[Document page transcription items]
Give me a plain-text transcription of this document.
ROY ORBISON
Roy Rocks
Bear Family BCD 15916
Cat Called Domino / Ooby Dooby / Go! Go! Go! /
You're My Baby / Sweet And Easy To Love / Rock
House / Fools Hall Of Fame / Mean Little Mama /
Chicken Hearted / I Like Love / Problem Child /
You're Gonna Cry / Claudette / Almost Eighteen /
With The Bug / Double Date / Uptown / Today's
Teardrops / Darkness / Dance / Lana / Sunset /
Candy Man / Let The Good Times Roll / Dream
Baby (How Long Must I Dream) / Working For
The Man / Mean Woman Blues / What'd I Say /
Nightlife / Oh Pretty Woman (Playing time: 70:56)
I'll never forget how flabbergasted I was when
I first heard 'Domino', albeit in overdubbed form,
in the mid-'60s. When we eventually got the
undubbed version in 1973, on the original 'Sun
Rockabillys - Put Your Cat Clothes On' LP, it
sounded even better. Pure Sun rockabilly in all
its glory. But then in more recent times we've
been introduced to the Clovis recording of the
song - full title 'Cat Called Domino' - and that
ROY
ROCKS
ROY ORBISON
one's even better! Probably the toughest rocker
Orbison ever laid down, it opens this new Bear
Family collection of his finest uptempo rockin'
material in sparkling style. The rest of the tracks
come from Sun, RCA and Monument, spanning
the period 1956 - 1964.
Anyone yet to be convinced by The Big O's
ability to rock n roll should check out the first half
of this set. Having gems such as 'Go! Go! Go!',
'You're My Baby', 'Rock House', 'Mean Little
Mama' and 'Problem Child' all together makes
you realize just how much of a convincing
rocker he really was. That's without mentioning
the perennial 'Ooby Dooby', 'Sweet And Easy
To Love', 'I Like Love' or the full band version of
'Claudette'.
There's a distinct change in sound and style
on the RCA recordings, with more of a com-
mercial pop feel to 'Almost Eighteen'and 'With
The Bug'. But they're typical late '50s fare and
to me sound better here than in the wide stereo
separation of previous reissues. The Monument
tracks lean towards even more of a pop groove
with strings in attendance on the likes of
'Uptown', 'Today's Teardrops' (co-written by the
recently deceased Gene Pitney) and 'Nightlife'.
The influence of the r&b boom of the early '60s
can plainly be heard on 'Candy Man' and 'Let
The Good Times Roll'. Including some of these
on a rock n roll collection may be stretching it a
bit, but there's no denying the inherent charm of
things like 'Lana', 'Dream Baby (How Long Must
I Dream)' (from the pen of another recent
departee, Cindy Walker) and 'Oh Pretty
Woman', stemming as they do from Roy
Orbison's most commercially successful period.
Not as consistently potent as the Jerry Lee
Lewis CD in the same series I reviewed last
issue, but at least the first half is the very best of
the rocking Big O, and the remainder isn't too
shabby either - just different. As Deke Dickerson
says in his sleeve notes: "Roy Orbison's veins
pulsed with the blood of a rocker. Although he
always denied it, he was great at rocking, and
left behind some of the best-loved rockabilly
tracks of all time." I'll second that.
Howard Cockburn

◆ Task directions ◆
Write out all the entries exactly.

◆ Result for this exercise ◆
Give me a plain-text transcription of this document.
ROY ORBISON
Roy Rocks
Bear Family BCD 15916
Cat Called Domino / Ooby Dooby / Go! Go! Go! /
You're My Baby / Sweet And Easy To Love / Rock
House / Fools Hall Of Fame / Mean Little Mama /
Chicken Hearted / I Like Love / Problem Child /
You're Gonna Cry / Claudette / Almost Eighteen /
With The Bug / Double Date / Uptown / Today's
Teardrops / Darkness / Dance / Lana / Sunset /
Candy Man / Let The Good Times Roll / Dream
Baby (How Long Must I Dream) / Working For
The Man / Mean Woman Blues / What'd I Say /
Nightlife / Oh Pretty Woman (Playing time: 70:56)
I'll never forget how flabbergasted I was when
I first heard 'Domino', albeit in overdubbed form,
in the mid-'60s. When we eventually got the
undubbed version in 1973, on the original 'Sun
Rockabillys - Put Your Cat Clothes On' LP, it
sounded even better. Pure Sun rockabilly in all
its glory. But then in more recent times we've
been introduced to the Clovis recording of the
song - full title 'Cat Called Domino' - and that
ROY
ROCKS
ROY ORBISON
one's even better! Probably the toughest rocker
Orbison ever laid down, it opens this new Bear
Family collection of his finest uptempo rockin'
material in sparkling style. The rest of the tracks
come from Sun, RCA and Monument, spanning
the period 1956 - 1964.
Anyone yet to be convinced by The Big O's
ability to rock n roll should check out the first half
of this set. Having gems such as 'Go! Go! Go!',
'You're My Baby', 'Rock House', 'Mean Little
Mama' and 'Problem Child' all together makes
you realize just how much of a convincing
rocker he really was. That's without mentioning
the perennial 'Ooby Dooby', 'Sweet And Easy
To Love', 'I Like Love' or the full band version of
'Claudette'.
There's a distinct change in sound and style
on the RCA recordings, with more of a com-
mercial pop feel to 'Almost Eighteen'and 'With
The Bug'. But they're typical late '50s fare and
to me sound better here than in the wide stereo
separation of previous reissues. The Monument
tracks lean towards even more of a pop groove
with strings in attendance on the likes of
'Uptown', 'Today's Teardrops' (co-written by the
recently deceased Gene Pitney) and 'Nightlife'.
The influence of the r&b boom of the early '60s
can plainly be heard on 'Candy Man' and 'Let
The Good Times Roll'. Including some of these
on a rock n roll collection may be stretching it a
bit, but there's no denying the inherent charm of
things like 'Lana', 'Dream Baby (How Long Must
I Dream)' (from the pen of another recent
departee, Cindy Walker) and 'Oh Pretty
Woman', stemming as they do from Roy
Orbison's most commercially successful period.
Not as consistently potent as the Jerry Lee
Lewis CD in the same series I reviewed last
issue, but at least the first half is the very best of
the rocking Big O, and the remainder isn't too
shabby either - just different. As Deke Dickerson
says in his sleeve notes: "Roy Orbison's veins
pulsed with the blood of a rocker. Although he
always denied it, he was great at rocking, and
left behind some of the best-loved rockabilly
tracks of all time." I'll second that.
Howard Cockburn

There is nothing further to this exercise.